__Data excerpts__.
• • • • • • •
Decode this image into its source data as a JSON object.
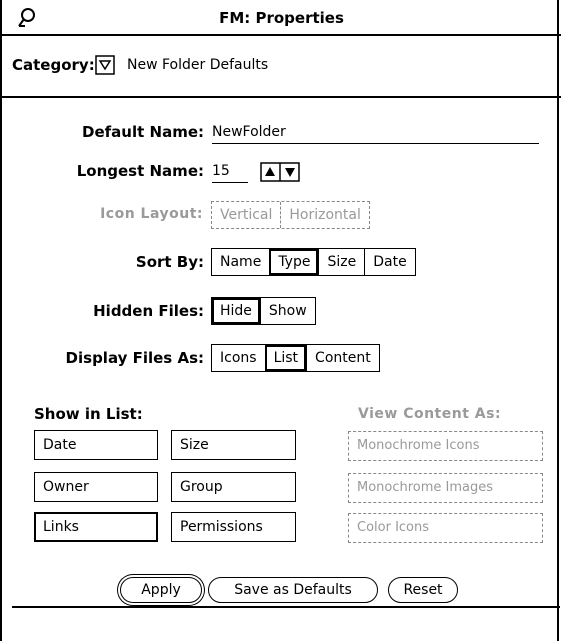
{
  "window": {
    "title": "FM: Properties",
    "menu_icon": "glyph-icon"
  },
  "category": {
    "label": "Category:",
    "value": "New Folder Defaults",
    "menu_icon": "triangle-down-icon"
  },
  "fields": {
    "default_name": {
      "label": "Default Name:",
      "value": "NewFolder"
    },
    "longest_name": {
      "label": "Longest Name:",
      "value": "15"
    }
  },
  "icon_layout": {
    "label": "Icon Layout:",
    "options": [
      "Vertical",
      "Horizontal"
    ]
  },
  "sort_by": {
    "label": "Sort By:",
    "options": [
      "Name",
      "Type",
      "Size",
      "Date"
    ],
    "selected": "Type"
  },
  "hidden_files": {
    "label": "Hidden Files:",
    "options": [
      "Hide",
      "Show"
    ],
    "selected": "Hide"
  },
  "display_as": {
    "label": "Display Files As:",
    "options": [
      "Icons",
      "List",
      "Content"
    ],
    "selected": "List"
  },
  "show_in_list": {
    "label": "Show in List:",
    "items": [
      "Date",
      "Size",
      "Owner",
      "Group",
      "Links",
      "Permissions"
    ],
    "selected": "Links"
  },
  "view_content_as": {
    "label": "View Content As:",
    "items": [
      "Monochrome Icons",
      "Monochrome Images",
      "Color Icons"
    ]
  },
  "buttons": {
    "apply": "Apply",
    "save_defaults": "Save as Defaults",
    "reset": "Reset"
  }
}
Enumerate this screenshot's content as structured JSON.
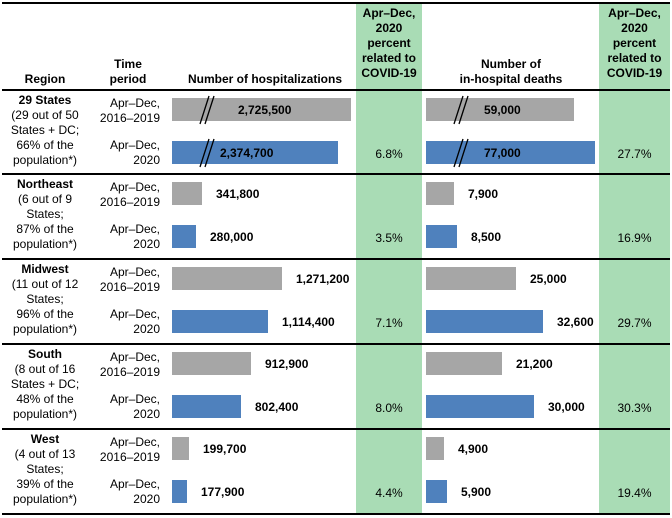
{
  "headers": {
    "region": "Region",
    "time_period": [
      "Time",
      "period"
    ],
    "hospitalizations": "Number of hospitalizations",
    "hosp_pct": [
      "Apr–Dec,",
      "2020",
      "percent",
      "related to",
      "COVID-19"
    ],
    "deaths": [
      "Number of",
      "in-hospital deaths"
    ],
    "deaths_pct": [
      "Apr–Dec,",
      "2020",
      "percent",
      "related to",
      "COVID-19"
    ]
  },
  "colors": {
    "baseline_bar": "#a6a6a6",
    "covid_bar": "#4f81bd",
    "pct_column": "#a9dcb5"
  },
  "periods": {
    "baseline": [
      "Apr–Dec,",
      "2016–2019"
    ],
    "covid": [
      "Apr–Dec,",
      "2020"
    ]
  },
  "chart_data": {
    "type": "bar",
    "orientation": "horizontal",
    "title": "",
    "series": [
      {
        "name": "Apr–Dec, 2016–2019"
      },
      {
        "name": "Apr–Dec, 2020"
      }
    ],
    "regions": [
      {
        "name": "29 States",
        "desc": [
          "(29 out of 50",
          "States + DC;",
          "66% of the",
          "population*)"
        ],
        "hosp_baseline": 2725500,
        "hosp_covid": 2374700,
        "hosp_covid_pct": "6.8%",
        "deaths_baseline": 59000,
        "deaths_covid": 77000,
        "deaths_covid_pct": "27.7%",
        "axis_break": true,
        "labels": {
          "hb": "2,725,500",
          "hc": "2,374,700",
          "db": "59,000",
          "dc": "77,000"
        }
      },
      {
        "name": "Northeast",
        "desc": [
          "(6 out of 9",
          "States;",
          "87% of the",
          "population*)"
        ],
        "hosp_baseline": 341800,
        "hosp_covid": 280000,
        "hosp_covid_pct": "3.5%",
        "deaths_baseline": 7900,
        "deaths_covid": 8500,
        "deaths_covid_pct": "16.9%",
        "axis_break": false,
        "labels": {
          "hb": "341,800",
          "hc": "280,000",
          "db": "7,900",
          "dc": "8,500"
        }
      },
      {
        "name": "Midwest",
        "desc": [
          "(11 out of 12",
          "States;",
          "96% of the",
          "population*)"
        ],
        "hosp_baseline": 1271200,
        "hosp_covid": 1114400,
        "hosp_covid_pct": "7.1%",
        "deaths_baseline": 25000,
        "deaths_covid": 32600,
        "deaths_covid_pct": "29.7%",
        "axis_break": false,
        "labels": {
          "hb": "1,271,200",
          "hc": "1,114,400",
          "db": "25,000",
          "dc": "32,600"
        }
      },
      {
        "name": "South",
        "desc": [
          "(8 out of 16",
          "States + DC;",
          "48% of the",
          "population*)"
        ],
        "hosp_baseline": 912900,
        "hosp_covid": 802400,
        "hosp_covid_pct": "8.0%",
        "deaths_baseline": 21200,
        "deaths_covid": 30000,
        "deaths_covid_pct": "30.3%",
        "axis_break": false,
        "labels": {
          "hb": "912,900",
          "hc": "802,400",
          "db": "21,200",
          "dc": "30,000"
        }
      },
      {
        "name": "West",
        "desc": [
          "(4 out of 13",
          "States;",
          "39% of the",
          "population*)"
        ],
        "hosp_baseline": 199700,
        "hosp_covid": 177900,
        "hosp_covid_pct": "4.4%",
        "deaths_baseline": 4900,
        "deaths_covid": 5900,
        "deaths_covid_pct": "19.4%",
        "axis_break": false,
        "labels": {
          "hb": "199,700",
          "hc": "177,900",
          "db": "4,900",
          "dc": "5,900"
        }
      }
    ]
  }
}
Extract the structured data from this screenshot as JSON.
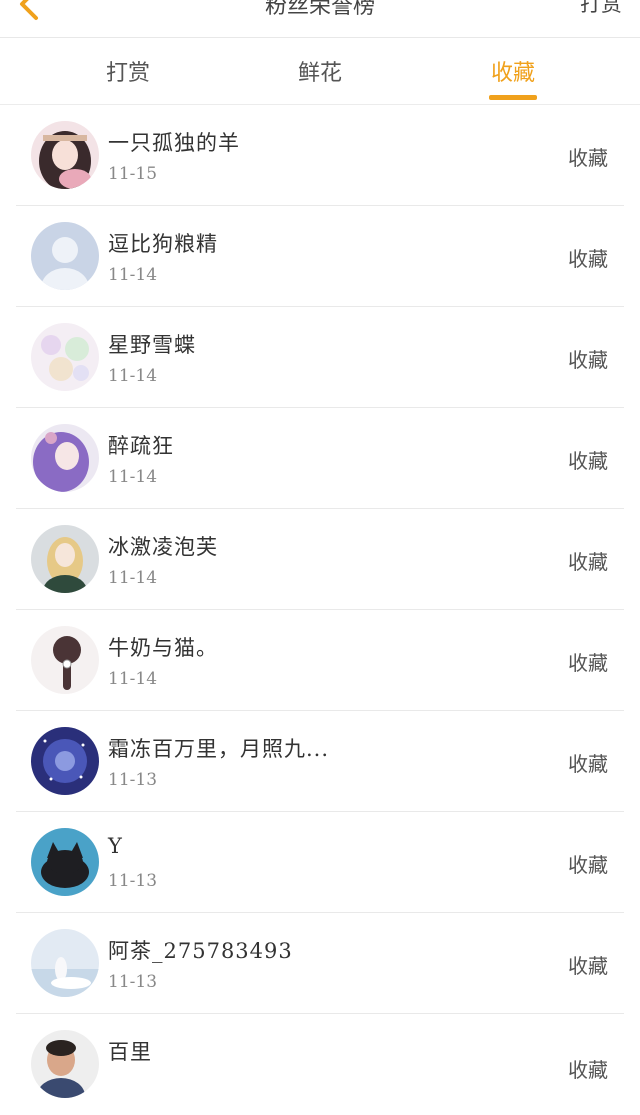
{
  "header": {
    "back_icon": "chevron-left-icon",
    "title": "粉丝荣誉榜",
    "right": "打赏"
  },
  "tabs": [
    {
      "label": "打赏",
      "active": false
    },
    {
      "label": "鲜花",
      "active": false
    },
    {
      "label": "收藏",
      "active": true
    }
  ],
  "accent_color": "#f0a11c",
  "rows": [
    {
      "name": "一只孤独的羊",
      "date": "11-15",
      "action": "收藏",
      "avatar": "anime-girl-avatar"
    },
    {
      "name": "逗比狗粮精",
      "date": "11-14",
      "action": "收藏",
      "avatar": "default-user-avatar"
    },
    {
      "name": "星野雪蝶",
      "date": "11-14",
      "action": "收藏",
      "avatar": "sparkle-avatar"
    },
    {
      "name": "醉疏狂",
      "date": "11-14",
      "action": "收藏",
      "avatar": "purple-hair-avatar"
    },
    {
      "name": "冰激凌泡芙",
      "date": "11-14",
      "action": "收藏",
      "avatar": "blonde-girl-avatar"
    },
    {
      "name": "牛奶与猫。",
      "date": "11-14",
      "action": "收藏",
      "avatar": "ponytail-avatar"
    },
    {
      "name": "霜冻百万里，月照九...",
      "date": "11-13",
      "action": "收藏",
      "avatar": "starry-sky-avatar"
    },
    {
      "name": "Y",
      "date": "11-13",
      "action": "收藏",
      "avatar": "black-cat-avatar"
    },
    {
      "name": "阿茶_275783493",
      "date": "11-13",
      "action": "收藏",
      "avatar": "landscape-avatar"
    },
    {
      "name": "百里",
      "date": "",
      "action": "收藏",
      "avatar": "photo-person-avatar"
    }
  ]
}
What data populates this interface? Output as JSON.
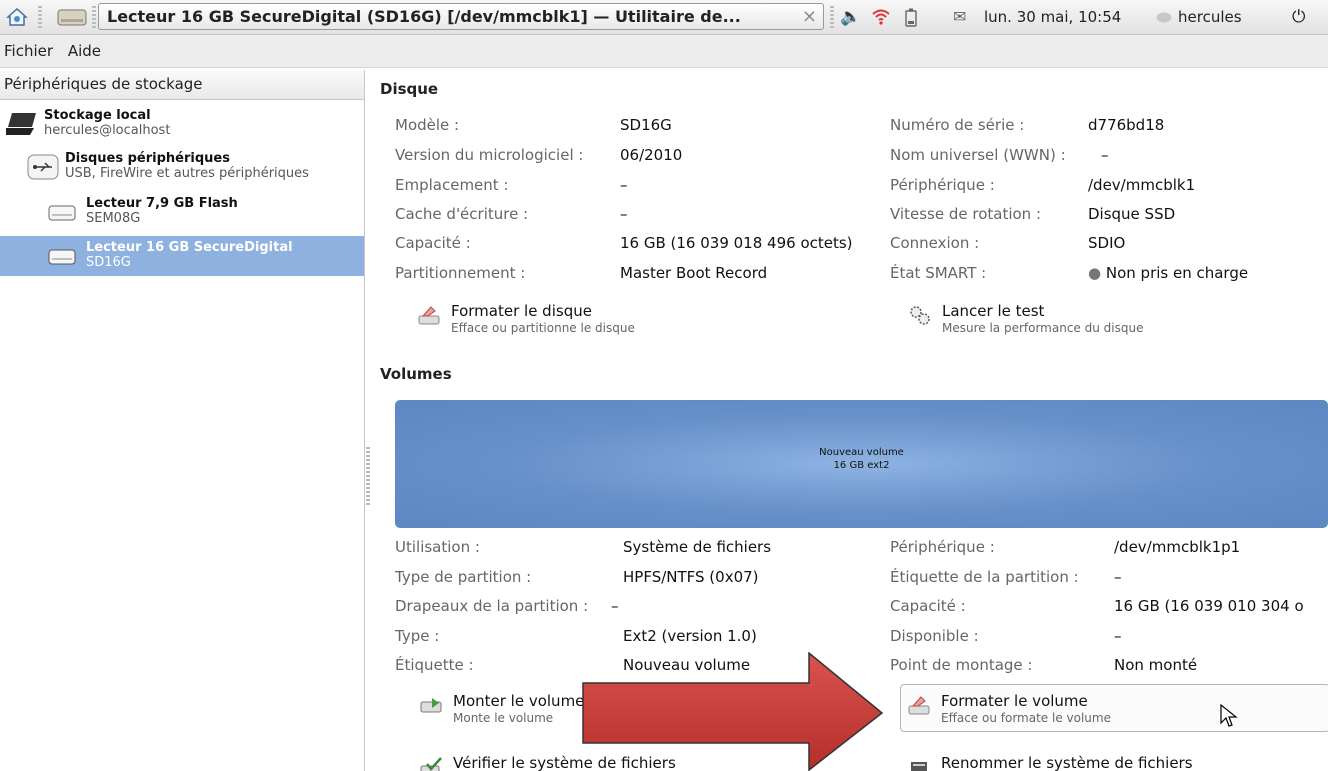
{
  "topbar": {
    "window_title": "Lecteur 16 GB SecureDigital (SD16G) [/dev/mmcblk1] — Utilitaire de...",
    "datetime": "lun. 30 mai, 10:54",
    "user": "hercules"
  },
  "menu": {
    "file": "Fichier",
    "help": "Aide"
  },
  "left": {
    "header": "Périphériques de stockage",
    "items": [
      {
        "title": "Stockage local",
        "subtitle": "hercules@localhost"
      },
      {
        "title": "Disques périphériques",
        "subtitle": "USB, FireWire et autres périphériques"
      },
      {
        "title": "Lecteur 7,9 GB Flash",
        "subtitle": "SEM08G"
      },
      {
        "title": "Lecteur 16 GB SecureDigital",
        "subtitle": "SD16G"
      }
    ]
  },
  "disk": {
    "title": "Disque",
    "left": [
      {
        "label": "Modèle :",
        "value": "SD16G"
      },
      {
        "label": "Version du micrologiciel :",
        "value": "06/2010"
      },
      {
        "label": "Emplacement :",
        "value": "–"
      },
      {
        "label": "Cache d'écriture :",
        "value": "–"
      },
      {
        "label": "Capacité :",
        "value": "16 GB (16 039 018 496 octets)"
      },
      {
        "label": "Partitionnement :",
        "value": "Master Boot Record"
      }
    ],
    "right": [
      {
        "label": "Numéro de série :",
        "value": "d776bd18"
      },
      {
        "label": "Nom universel (WWN) :",
        "value": "–"
      },
      {
        "label": "Périphérique :",
        "value": "/dev/mmcblk1"
      },
      {
        "label": "Vitesse de rotation :",
        "value": "Disque SSD"
      },
      {
        "label": "Connexion :",
        "value": "SDIO"
      },
      {
        "label": "État SMART :",
        "value": "Non pris en charge"
      }
    ],
    "actions": [
      {
        "title": "Formater le disque",
        "subtitle": "Efface ou partitionne le disque"
      },
      {
        "title": "Lancer le test",
        "subtitle": "Mesure la performance du disque"
      }
    ]
  },
  "volumes": {
    "title": "Volumes",
    "bar_name": "Nouveau volume",
    "bar_size": "16 GB ext2",
    "left": [
      {
        "label": "Utilisation :",
        "value": "Système de fichiers"
      },
      {
        "label": "Type de partition :",
        "value": "HPFS/NTFS (0x07)"
      },
      {
        "label": "Drapeaux de la partition :",
        "value": "–"
      },
      {
        "label": "Type :",
        "value": "Ext2 (version 1.0)"
      },
      {
        "label": "Étiquette :",
        "value": "Nouveau volume"
      }
    ],
    "right": [
      {
        "label": "Périphérique :",
        "value": "/dev/mmcblk1p1"
      },
      {
        "label": "Étiquette de la partition :",
        "value": "–"
      },
      {
        "label": "Capacité :",
        "value": "16 GB (16 039 010 304 o"
      },
      {
        "label": "Disponible :",
        "value": "–"
      },
      {
        "label": "Point de montage :",
        "value": "Non monté"
      }
    ],
    "actions": [
      {
        "title": "Monter le volume",
        "subtitle": "Monte le volume"
      },
      {
        "title": "Formater le volume",
        "subtitle": "Efface ou formate le volume"
      },
      {
        "title": "Vérifier le système de fichiers"
      },
      {
        "title": "Renommer le système de fichiers"
      }
    ]
  },
  "colors": {
    "selection": "#8fb1e0",
    "volume_bar": "#6690c8",
    "arrow": "#c23a36"
  }
}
• • • • • • •
__YOUR OBJECTIVE__.
Say how many lines of the data include the word "JSON". Nothing other than the number should be given.

__CORRECT RESPONSE__.
4